[Start of RECORD SET]
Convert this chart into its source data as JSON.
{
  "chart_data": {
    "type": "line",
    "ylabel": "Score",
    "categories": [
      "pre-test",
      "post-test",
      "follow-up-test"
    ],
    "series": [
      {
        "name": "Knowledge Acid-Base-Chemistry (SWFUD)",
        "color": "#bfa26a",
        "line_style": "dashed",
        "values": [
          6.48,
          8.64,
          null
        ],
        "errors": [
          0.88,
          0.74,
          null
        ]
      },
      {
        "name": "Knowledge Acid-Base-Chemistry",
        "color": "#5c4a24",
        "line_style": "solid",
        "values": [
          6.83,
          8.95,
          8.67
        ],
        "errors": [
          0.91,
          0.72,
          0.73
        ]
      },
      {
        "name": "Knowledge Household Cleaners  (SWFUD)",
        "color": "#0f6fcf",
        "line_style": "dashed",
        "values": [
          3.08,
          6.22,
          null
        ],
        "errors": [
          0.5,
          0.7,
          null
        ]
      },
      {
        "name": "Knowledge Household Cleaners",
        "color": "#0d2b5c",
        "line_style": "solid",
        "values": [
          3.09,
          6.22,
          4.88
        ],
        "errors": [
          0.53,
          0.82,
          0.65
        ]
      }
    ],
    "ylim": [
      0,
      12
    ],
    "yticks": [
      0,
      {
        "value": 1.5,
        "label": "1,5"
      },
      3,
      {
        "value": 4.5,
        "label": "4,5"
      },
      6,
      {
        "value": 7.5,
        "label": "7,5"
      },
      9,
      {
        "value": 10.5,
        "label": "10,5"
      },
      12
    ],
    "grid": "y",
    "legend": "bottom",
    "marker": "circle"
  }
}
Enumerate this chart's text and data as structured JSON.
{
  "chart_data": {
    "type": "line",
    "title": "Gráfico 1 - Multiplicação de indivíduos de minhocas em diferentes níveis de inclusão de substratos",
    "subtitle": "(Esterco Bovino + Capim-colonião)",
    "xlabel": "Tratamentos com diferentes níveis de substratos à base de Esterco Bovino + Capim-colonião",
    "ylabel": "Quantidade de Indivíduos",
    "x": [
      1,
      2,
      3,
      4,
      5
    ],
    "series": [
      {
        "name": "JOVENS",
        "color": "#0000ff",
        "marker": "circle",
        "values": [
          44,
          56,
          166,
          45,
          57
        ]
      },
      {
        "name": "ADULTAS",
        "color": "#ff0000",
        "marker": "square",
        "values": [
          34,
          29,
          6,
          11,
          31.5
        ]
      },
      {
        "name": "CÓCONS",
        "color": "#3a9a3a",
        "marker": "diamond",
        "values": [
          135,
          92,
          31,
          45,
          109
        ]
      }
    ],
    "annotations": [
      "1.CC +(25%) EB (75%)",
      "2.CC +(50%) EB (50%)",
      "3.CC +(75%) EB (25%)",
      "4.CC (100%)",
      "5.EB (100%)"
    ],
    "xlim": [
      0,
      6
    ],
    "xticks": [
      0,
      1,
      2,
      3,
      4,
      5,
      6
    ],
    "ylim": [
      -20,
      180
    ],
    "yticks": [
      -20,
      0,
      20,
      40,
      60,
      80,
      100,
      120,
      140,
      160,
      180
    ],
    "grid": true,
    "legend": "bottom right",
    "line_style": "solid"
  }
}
[End of RECORD SET]
■ **EXERCISE**
Copy out each line above, character for character.

■ **FULL OUTPUT**
Convert this chart into its source data as JSON.
{
  "chart_data": {
    "type": "line",
    "ylabel": "Score",
    "categories": [
      "pre-test",
      "post-test",
      "follow-up-test"
    ],
    "series": [
      {
        "name": "Knowledge Acid-Base-Chemistry (SWFUD)",
        "color": "#bfa26a",
        "line_style": "dashed",
        "values": [
          6.48,
          8.64,
          null
        ],
        "errors": [
          0.88,
          0.74,
          null
        ]
      },
      {
        "name": "Knowledge Acid-Base-Chemistry",
        "color": "#5c4a24",
        "line_style": "solid",
        "values": [
          6.83,
          8.95,
          8.67
        ],
        "errors": [
          0.91,
          0.72,
          0.73
        ]
      },
      {
        "name": "Knowledge Household Cleaners  (SWFUD)",
        "color": "#0f6fcf",
        "line_style": "dashed",
        "values": [
          3.08,
          6.22,
          null
        ],
        "errors": [
          0.5,
          0.7,
          null
        ]
      },
      {
        "name": "Knowledge Household Cleaners",
        "color": "#0d2b5c",
        "line_style": "solid",
        "values": [
          3.09,
          6.22,
          4.88
        ],
        "errors": [
          0.53,
          0.82,
          0.65
        ]
      }
    ],
    "ylim": [
      0,
      12
    ],
    "yticks": [
      0,
      {
        "value": 1.5,
        "label": "1,5"
      },
      3,
      {
        "value": 4.5,
        "label": "4,5"
      },
      6,
      {
        "value": 7.5,
        "label": "7,5"
      },
      9,
      {
        "value": 10.5,
        "label": "10,5"
      },
      12
    ],
    "grid": "y",
    "legend": "bottom",
    "marker": "circle"
  }
}
Enumerate this chart's text and data as structured JSON.
{
  "chart_data": {
    "type": "line",
    "title": "Gráfico 1 - Multiplicação de indivíduos de minhocas em diferentes níveis de inclusão de substratos",
    "subtitle": "(Esterco Bovino + Capim-colonião)",
    "xlabel": "Tratamentos com diferentes níveis de substratos à base de Esterco Bovino + Capim-colonião",
    "ylabel": "Quantidade de Indivíduos",
    "x": [
      1,
      2,
      3,
      4,
      5
    ],
    "series": [
      {
        "name": "JOVENS",
        "color": "#0000ff",
        "marker": "circle",
        "values": [
          44,
          56,
          166,
          45,
          57
        ]
      },
      {
        "name": "ADULTAS",
        "color": "#ff0000",
        "marker": "square",
        "values": [
          34,
          29,
          6,
          11,
          31.5
        ]
      },
      {
        "name": "CÓCONS",
        "color": "#3a9a3a",
        "marker": "diamond",
        "values": [
          135,
          92,
          31,
          45,
          109
        ]
      }
    ],
    "annotations": [
      "1.CC +(25%) EB (75%)",
      "2.CC +(50%) EB (50%)",
      "3.CC +(75%) EB (25%)",
      "4.CC (100%)",
      "5.EB (100%)"
    ],
    "xlim": [
      0,
      6
    ],
    "xticks": [
      0,
      1,
      2,
      3,
      4,
      5,
      6
    ],
    "ylim": [
      -20,
      180
    ],
    "yticks": [
      -20,
      0,
      20,
      40,
      60,
      80,
      100,
      120,
      140,
      160,
      180
    ],
    "grid": true,
    "legend": "bottom right",
    "line_style": "solid"
  }
}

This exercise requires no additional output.